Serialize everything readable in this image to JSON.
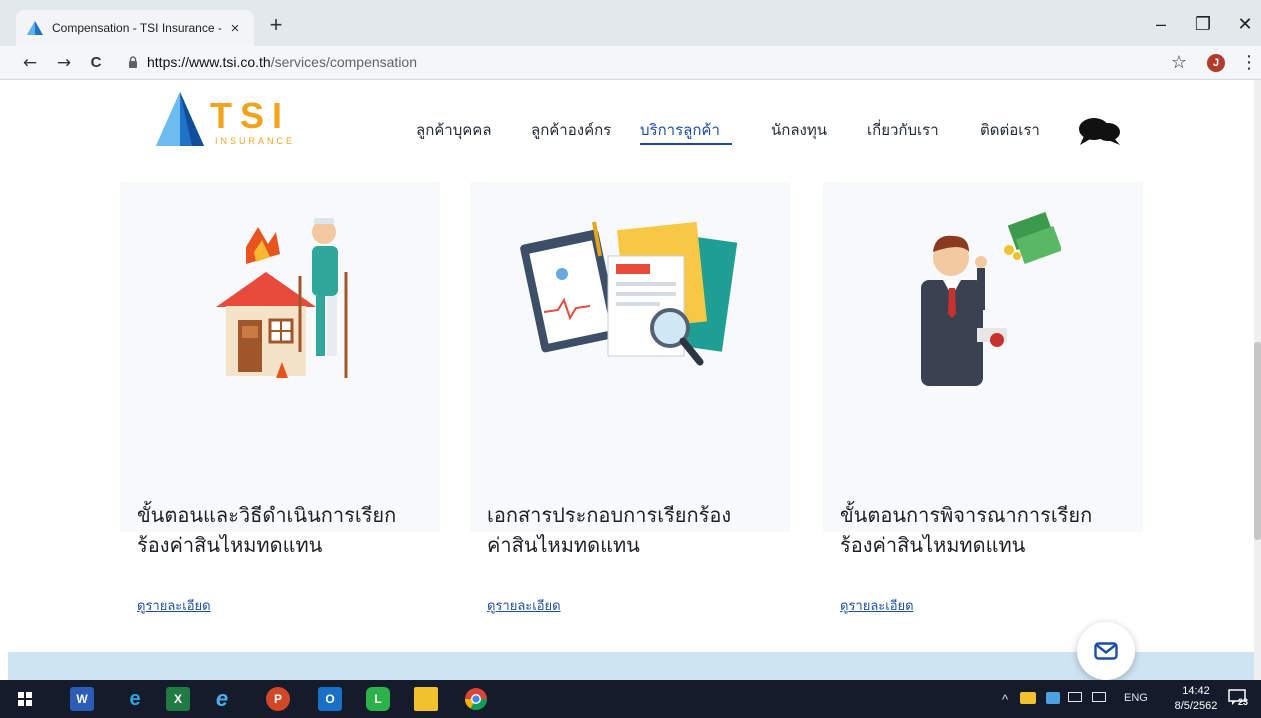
{
  "browser": {
    "tab_title": "Compensation - TSI Insurance -",
    "tab_close": "×",
    "new_tab": "+",
    "window_controls": {
      "minimize": "–",
      "maximize": "❐",
      "close": "✕"
    },
    "nav": {
      "back": "←",
      "forward": "→",
      "reload": "C"
    },
    "url_host": "https://www.tsi.co.th",
    "url_path": "/services/compensation",
    "bookmark_icon": "☆",
    "profile_initial": "J",
    "menu_icon": "⋮"
  },
  "site": {
    "logo_text": "TSI",
    "logo_subtext": "INSURANCE",
    "nav_items": [
      {
        "label": "ลูกค้าบุคคล"
      },
      {
        "label": "ลูกค้าองค์กร"
      },
      {
        "label": "บริการลูกค้า",
        "active": true
      },
      {
        "label": "นักลงทุน"
      },
      {
        "label": "เกี่ยวกับเรา"
      },
      {
        "label": "ติดต่อเรา"
      }
    ],
    "chat_icon": "chat-bubbles-icon"
  },
  "cards": [
    {
      "title_line1": "ขั้นตอนและวิธีดำเนินการเรียก",
      "title_line2": "ร้องค่าสินไหมทดแทน",
      "link": "ดูรายละเอียด",
      "illustration": "house-fire-injured-person-illustration"
    },
    {
      "title_line1": "เอกสารประกอบการเรียกร้อง",
      "title_line2": "ค่าสินไหมทดแทน",
      "link": "ดูรายละเอียด",
      "illustration": "documents-clipboard-magnifier-illustration"
    },
    {
      "title_line1": "ขั้นตอนการพิจารณาการเรียก",
      "title_line2": "ร้องค่าสินไหมทดแทน",
      "link": "ดูรายละเอียด",
      "illustration": "businessman-money-illustration"
    }
  ],
  "mail_button_icon": "mail-icon",
  "taskbar": {
    "tray_language": "ENG",
    "tray_chevron": "^",
    "time": "14:42",
    "date": "8/5/2562",
    "notification_count": "23"
  },
  "colors": {
    "brand_blue": "#1b4ca8",
    "logo_orange": "#f2a31d",
    "card_bg": "#f8f9fb",
    "footer_band": "#cfe4f2",
    "taskbar": "#141b2b"
  }
}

• • •

The exercise: Quote every line of the records above exactly; no picture is to be copied.

Exercise output:
Serialize everything readable in this image to JSON.
{
  "browser": {
    "tab_title": "Compensation - TSI Insurance -",
    "tab_close": "×",
    "new_tab": "+",
    "window_controls": {
      "minimize": "–",
      "maximize": "❐",
      "close": "✕"
    },
    "nav": {
      "back": "←",
      "forward": "→",
      "reload": "C"
    },
    "url_host": "https://www.tsi.co.th",
    "url_path": "/services/compensation",
    "bookmark_icon": "☆",
    "profile_initial": "J",
    "menu_icon": "⋮"
  },
  "site": {
    "logo_text": "TSI",
    "logo_subtext": "INSURANCE",
    "nav_items": [
      {
        "label": "ลูกค้าบุคคล"
      },
      {
        "label": "ลูกค้าองค์กร"
      },
      {
        "label": "บริการลูกค้า",
        "active": true
      },
      {
        "label": "นักลงทุน"
      },
      {
        "label": "เกี่ยวกับเรา"
      },
      {
        "label": "ติดต่อเรา"
      }
    ],
    "chat_icon": "chat-bubbles-icon"
  },
  "cards": [
    {
      "title_line1": "ขั้นตอนและวิธีดำเนินการเรียก",
      "title_line2": "ร้องค่าสินไหมทดแทน",
      "link": "ดูรายละเอียด",
      "illustration": "house-fire-injured-person-illustration"
    },
    {
      "title_line1": "เอกสารประกอบการเรียกร้อง",
      "title_line2": "ค่าสินไหมทดแทน",
      "link": "ดูรายละเอียด",
      "illustration": "documents-clipboard-magnifier-illustration"
    },
    {
      "title_line1": "ขั้นตอนการพิจารณาการเรียก",
      "title_line2": "ร้องค่าสินไหมทดแทน",
      "link": "ดูรายละเอียด",
      "illustration": "businessman-money-illustration"
    }
  ],
  "mail_button_icon": "mail-icon",
  "taskbar": {
    "tray_language": "ENG",
    "tray_chevron": "^",
    "time": "14:42",
    "date": "8/5/2562",
    "notification_count": "23"
  },
  "colors": {
    "brand_blue": "#1b4ca8",
    "logo_orange": "#f2a31d",
    "card_bg": "#f8f9fb",
    "footer_band": "#cfe4f2",
    "taskbar": "#141b2b"
  }
}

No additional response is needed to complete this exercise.